- [Problem statement]
Find each line with the word "into" and copy it.

- - -

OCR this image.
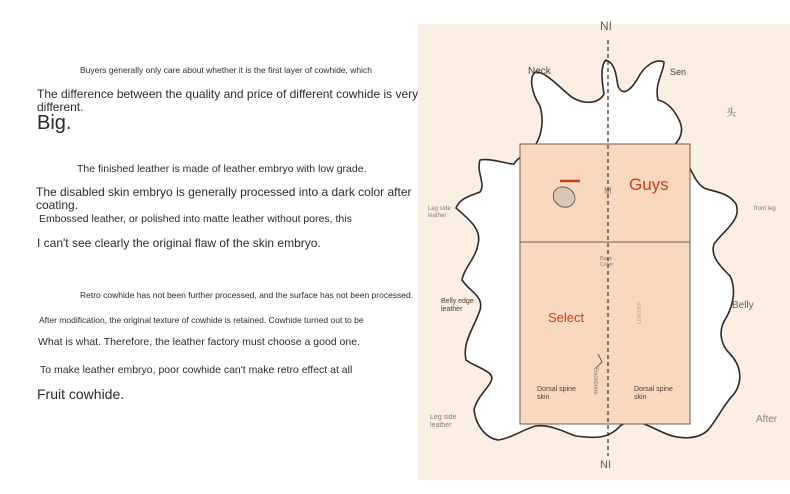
Buyers generally only care about whether it is the first layer of cowhide, which
The difference between the quality and price of different cowhide is very different.
Big.
The finished leather is made of leather embryo with low grade.
The disabled skin embryo is generally processed into a dark color after coating.
Embossed leather, or polished into matte leather without pores, this
I can't see clearly the original flaw of the skin embryo.
Retro cowhide has not been further processed, and the surface has not been processed.
After modification, the original texture of cowhide is retained. Cowhide turned out to be
What is what. Therefore, the leather factory must choose a good one.
To make leather embryo, poor cowhide can't make retro effect at all
Fruit cowhide.
NI
Neck	Sen
头
Leg side
leather
front leg
Guys
M
Back
Color
Belly edge
leather	Belly
Select	LEATHER
Backbone
Dorsal spine
skin
Dorsal spine
skin
Leg side
leather
After
NI
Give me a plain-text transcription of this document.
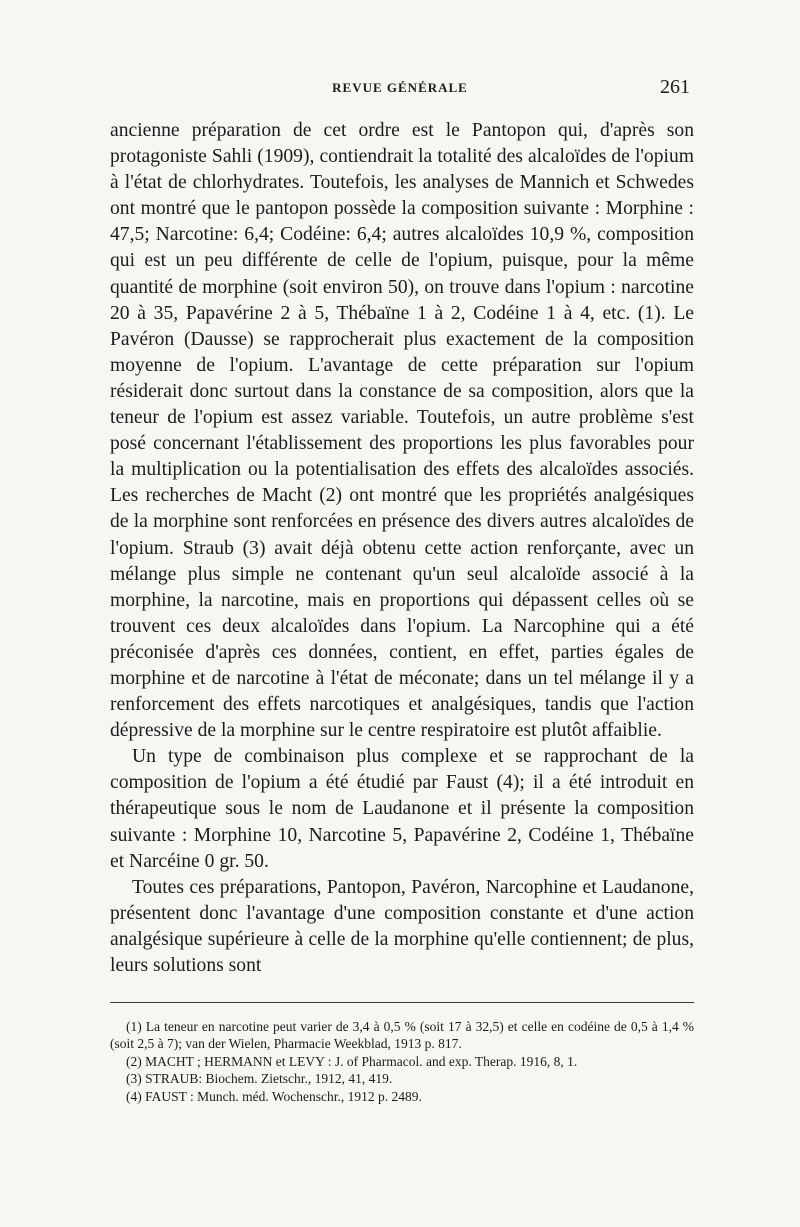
REVUE GÉNÉRALE	261

ancienne préparation de cet ordre est le Pantopon qui, d'après son protagoniste Sahli (1909), contiendrait la totalité des alcaloïdes de l'opium à l'état de chlorhydrates. Toutefois, les analyses de Mannich et Schwedes ont montré que le pantopon possède la composition suivante : Morphine : 47,5; Narcotine: 6,4; Codéine: 6,4; autres alcaloïdes 10,9 %, composition qui est un peu différente de celle de l'opium, puisque, pour la même quantité de morphine (soit environ 50), on trouve dans l'opium : narcotine 20 à 35, Papavérine 2 à 5, Thébaïne 1 à 2, Codéine 1 à 4, etc. (1). Le Pavéron (Dausse) se rapprocherait plus exactement de la composition moyenne de l'opium. L'avantage de cette préparation sur l'opium résiderait donc surtout dans la constance de sa composition, alors que la teneur de l'opium est assez variable. Toutefois, un autre problème s'est posé concernant l'établissement des proportions les plus favorables pour la multiplication ou la potentialisation des effets des alcaloïdes associés. Les recherches de Macht (2) ont montré que les propriétés analgésiques de la morphine sont renforcées en présence des divers autres alcaloïdes de l'opium. Straub (3) avait déjà obtenu cette action renforçante, avec un mélange plus simple ne contenant qu'un seul alcaloïde associé à la morphine, la narcotine, mais en proportions qui dépassent celles où se trouvent ces deux alcaloïdes dans l'opium. La Narcophine qui a été préconisée d'après ces données, contient, en effet, parties égales de morphine et de narcotine à l'état de méconate; dans un tel mélange il y a renforcement des effets narcotiques et analgésiques, tandis que l'action dépressive de la morphine sur le centre respiratoire est plutôt affaiblie.

Un type de combinaison plus complexe et se rapprochant de la composition de l'opium a été étudié par Faust (4); il a été introduit en thérapeutique sous le nom de Laudanone et il présente la composition suivante : Morphine 10, Narcotine 5, Papavérine 2, Codéine 1, Thébaïne et Narcéine 0 gr. 50.

Toutes ces préparations, Pantopon, Pavéron, Narcophine et Laudanone, présentent donc l'avantage d'une composition constante et d'une action analgésique supérieure à celle de la morphine qu'elle contiennent; de plus, leurs solutions sont

(1) La teneur en narcotine peut varier de 3,4 à 0,5 % (soit 17 à 32,5) et celle en codéine de 0,5 à 1,4 % (soit 2,5 à 7); van der Wielen, Pharmacie Weekblad, 1913 p. 817.

(2) MACHT ; HERMANN et LEVY : J. of Pharmacol. and exp. Therap. 1916, 8, 1.

(3) STRAUB: Biochem. Zietschr., 1912, 41, 419.

(4) FAUST : Munch. méd. Wochenschr., 1912 p. 2489.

- - -

- [Worked solution]
The disabled skin embryo is generally processed into a dark color after coating.
Embossed leather, or polished into matte leather without pores, this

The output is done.